*** Texte présenté

Comme je l'ai mentionné plus tôt, je crois que cet amendement représente un effort fragmentaire pour améliorer les consultations et que, plutôt que d'ajouter de la valeur au processus, il est redondant et ne sert qu'un seul article du projet de loi.
[Traduction]
Dans les mots du professeur Bankes:
Si cet amendement est adopté, il créera un ensemble distinct de dispositions sur la consultation se rapportant à un seul article et à un seul pouvoir de la loi. Il ne s’agit pas là d’une approche logique pour aborder et améliorer les normes de consultations, ni d’une approche qui donnera des certitudes quant aux consultations.
J'aimerais également souligner le caractère superflu de l'amendement en ce qui concerne deux exigences. D'abord, l'obligation de publier l'emplacement géographique approximatif d'une aire protégée proposée sur le site Web du ministère des Pêches et des Océans. Ensuite, l'obligation de procéder à une évaluation préliminaire de tous les habitats et de toutes les espèces qui se trouvent sur un territoire avant la prise d'un arrêté pour désigner une aire marine protégée provisoire. J'estime que c'est redondant et je vais expliquer pourquoi.
[Français]
Nous répondons déjà à l'exigence d'établir clairement les limites proposées pour une zone à protéger et de fournir de l'information publique sur celles-ci ainsi que des détails sur les caractéristiques écologiques importantes de la zone, telles que son habitat et ses espèces.
L'élaboration et la mise à disposition du public de ces renseignements sont déjà exigées dans le cadre du processus de réglementation fédéral, comme le prévoient la Loi sur les textes réglementaires et la Directive du Cabinet sur la réglementation.
[Traduction]
Il est scientifiquement établi à l'échelle mondiale que les aires marines protégées constituent un moyen de protéger la biodiversité marine et de préserver des caractéristiques spéciales des milieux marins. Elles contribuent en outre au rétablissement du capital naturel pour les générations futures en appuyant l'utilisation durable à long terme de nos ressources marines, sans compter les avantages économiques découlant de cette protection. Tout cela a une incidence directe et positive sur les collectivités côtières dont les moyens de subsistance dépendent de la santé des océans.
Bref, la conservation des milieux marins est un élément essentiel de la planification économique à long terme. Elle nous aide à mieux nous préparer aux répercussions des changements climatiques. Or, tout cela reste théorique en l'absence de mécanismes appropriés pour établir plus rapidement des aires marines protégées lorsque c'est nécessaire. On ne peut tout simplement pas accepter qu'il faille attendre de 7 à 10 ans pour protéger des zones écosensibles dans l'océan.

******
*** Lignes fournies

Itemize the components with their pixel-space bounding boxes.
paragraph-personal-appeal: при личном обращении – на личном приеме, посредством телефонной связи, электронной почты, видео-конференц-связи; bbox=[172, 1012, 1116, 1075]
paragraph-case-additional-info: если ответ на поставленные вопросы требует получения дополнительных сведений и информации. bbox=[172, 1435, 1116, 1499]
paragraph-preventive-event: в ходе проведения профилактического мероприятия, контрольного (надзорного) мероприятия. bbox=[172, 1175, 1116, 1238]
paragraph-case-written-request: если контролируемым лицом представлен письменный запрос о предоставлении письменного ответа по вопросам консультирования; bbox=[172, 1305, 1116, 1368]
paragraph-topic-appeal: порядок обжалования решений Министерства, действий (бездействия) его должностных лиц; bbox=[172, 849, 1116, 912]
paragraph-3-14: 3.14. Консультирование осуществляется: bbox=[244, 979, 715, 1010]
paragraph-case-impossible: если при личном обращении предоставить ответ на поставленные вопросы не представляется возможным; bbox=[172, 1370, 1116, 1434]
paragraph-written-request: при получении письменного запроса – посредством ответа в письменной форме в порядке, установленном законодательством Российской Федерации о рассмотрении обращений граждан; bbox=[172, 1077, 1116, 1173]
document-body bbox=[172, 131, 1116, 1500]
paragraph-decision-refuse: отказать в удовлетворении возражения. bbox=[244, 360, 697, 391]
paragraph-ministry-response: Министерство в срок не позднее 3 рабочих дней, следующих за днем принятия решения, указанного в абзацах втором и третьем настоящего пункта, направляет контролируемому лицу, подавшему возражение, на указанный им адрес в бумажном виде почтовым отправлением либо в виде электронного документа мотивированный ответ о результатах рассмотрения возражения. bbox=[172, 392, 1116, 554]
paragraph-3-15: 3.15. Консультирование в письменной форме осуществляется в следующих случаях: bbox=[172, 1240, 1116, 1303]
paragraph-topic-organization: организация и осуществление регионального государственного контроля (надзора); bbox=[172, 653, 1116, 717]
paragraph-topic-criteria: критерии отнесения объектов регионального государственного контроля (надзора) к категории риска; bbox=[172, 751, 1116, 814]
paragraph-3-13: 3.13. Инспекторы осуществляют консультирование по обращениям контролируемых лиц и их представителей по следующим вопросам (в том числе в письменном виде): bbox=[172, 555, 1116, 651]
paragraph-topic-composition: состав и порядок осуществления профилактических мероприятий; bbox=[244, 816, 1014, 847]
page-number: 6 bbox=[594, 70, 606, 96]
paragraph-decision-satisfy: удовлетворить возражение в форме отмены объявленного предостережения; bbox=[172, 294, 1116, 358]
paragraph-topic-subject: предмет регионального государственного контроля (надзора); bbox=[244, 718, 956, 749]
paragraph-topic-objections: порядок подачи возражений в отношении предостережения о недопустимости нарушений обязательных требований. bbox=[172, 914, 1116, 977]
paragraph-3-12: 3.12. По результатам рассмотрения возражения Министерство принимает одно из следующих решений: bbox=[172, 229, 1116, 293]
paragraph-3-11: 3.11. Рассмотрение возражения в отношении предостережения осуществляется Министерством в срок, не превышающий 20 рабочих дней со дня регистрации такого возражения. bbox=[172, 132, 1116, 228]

******

_Tâches:_
**A)** Répondez à ces questions sur le texte présenté :
(i) Quel professeur est cité ?
(ii) Sur le site Web de quel ministère l'amendement exigerait-il de publier l'emplacement géographique approximatif d'une aire protégée proposée ?
(iii) Quelle durée d'attente pour protéger des zones écosensibles dans l'océan est jugée inacceptable ?
**B)** Relevez, dans l'ordre, toutes les mentions placées entre crochets dans le texte présenté.
**C)** Reproduisez le passage du texte présenté depuis « J'aimerais également souligner » jusqu'à « et ses espèces. » inclus.

_Réponses:_
**A)**
(i) Le professeur Bankes.
(ii) Le ministère des Pêches et des Océans.
(iii) De 7 à 10 ans.

**B)** [Traduction], [Français], [Traduction]

**C)**
J'aimerais également souligner le caractère superflu de l'amendement en ce qui concerne deux exigences. D'abord, l'obligation de publier l'emplacement géographique approximatif d'une aire protégée proposée sur le site Web du ministère des Pêches et des Océans. Ensuite, l'obligation de procéder à une évaluation préliminaire de tous les habitats et de toutes les espèces qui se trouvent sur un territoire avant la prise d'un arrêté pour désigner une aire marine protégée provisoire. J'estime que c'est redondant et je vais expliquer pourquoi.
[Français]
Nous répondons déjà à l'exigence d'établir clairement les limites proposées pour une zone à protéger et de fournir de l'information publique sur celles-ci ainsi que des détails sur les caractéristiques écologiques importantes de la zone, telles que son habitat et ses espèces.